#### Record list:
--- --- ---
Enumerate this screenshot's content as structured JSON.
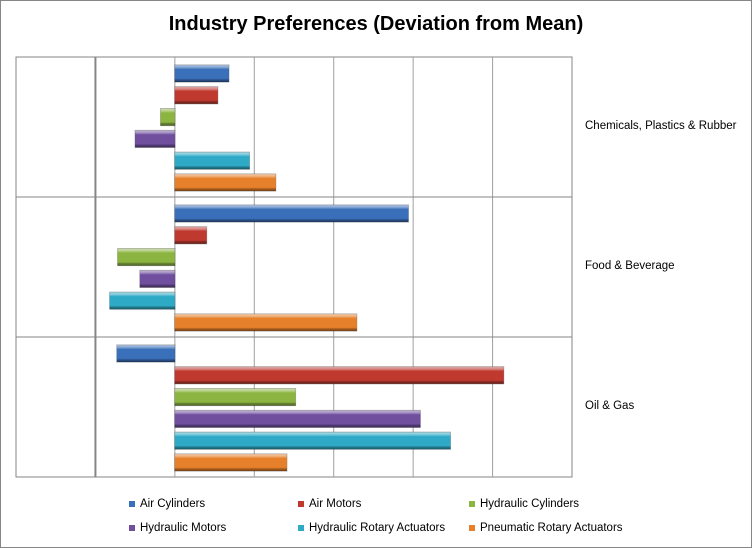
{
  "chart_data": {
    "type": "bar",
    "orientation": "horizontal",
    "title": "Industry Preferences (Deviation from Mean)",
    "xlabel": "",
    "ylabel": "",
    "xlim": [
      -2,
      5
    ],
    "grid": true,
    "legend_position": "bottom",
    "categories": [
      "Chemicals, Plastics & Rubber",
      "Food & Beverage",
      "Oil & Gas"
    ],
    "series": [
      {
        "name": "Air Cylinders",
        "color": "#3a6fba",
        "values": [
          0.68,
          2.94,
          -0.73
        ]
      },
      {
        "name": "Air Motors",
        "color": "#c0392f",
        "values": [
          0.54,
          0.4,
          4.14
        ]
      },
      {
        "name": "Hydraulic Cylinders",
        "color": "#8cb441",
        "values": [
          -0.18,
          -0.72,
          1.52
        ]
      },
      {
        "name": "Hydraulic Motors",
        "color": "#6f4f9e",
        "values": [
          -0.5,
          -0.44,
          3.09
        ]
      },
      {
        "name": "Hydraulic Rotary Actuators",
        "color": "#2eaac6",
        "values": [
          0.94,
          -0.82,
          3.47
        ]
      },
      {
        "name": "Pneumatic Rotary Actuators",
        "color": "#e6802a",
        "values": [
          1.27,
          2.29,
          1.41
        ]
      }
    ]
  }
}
--- --- ---
#### Problem:
Copy out the records above in full, exactly as written, but not the pictures.

#### Result of the exercise:
Enumerate this screenshot's content as structured JSON.
{
  "chart_data": {
    "type": "bar",
    "orientation": "horizontal",
    "title": "Industry Preferences (Deviation from Mean)",
    "xlabel": "",
    "ylabel": "",
    "xlim": [
      -2,
      5
    ],
    "grid": true,
    "legend_position": "bottom",
    "categories": [
      "Chemicals, Plastics & Rubber",
      "Food & Beverage",
      "Oil & Gas"
    ],
    "series": [
      {
        "name": "Air Cylinders",
        "color": "#3a6fba",
        "values": [
          0.68,
          2.94,
          -0.73
        ]
      },
      {
        "name": "Air Motors",
        "color": "#c0392f",
        "values": [
          0.54,
          0.4,
          4.14
        ]
      },
      {
        "name": "Hydraulic Cylinders",
        "color": "#8cb441",
        "values": [
          -0.18,
          -0.72,
          1.52
        ]
      },
      {
        "name": "Hydraulic Motors",
        "color": "#6f4f9e",
        "values": [
          -0.5,
          -0.44,
          3.09
        ]
      },
      {
        "name": "Hydraulic Rotary Actuators",
        "color": "#2eaac6",
        "values": [
          0.94,
          -0.82,
          3.47
        ]
      },
      {
        "name": "Pneumatic Rotary Actuators",
        "color": "#e6802a",
        "values": [
          1.27,
          2.29,
          1.41
        ]
      }
    ]
  }
}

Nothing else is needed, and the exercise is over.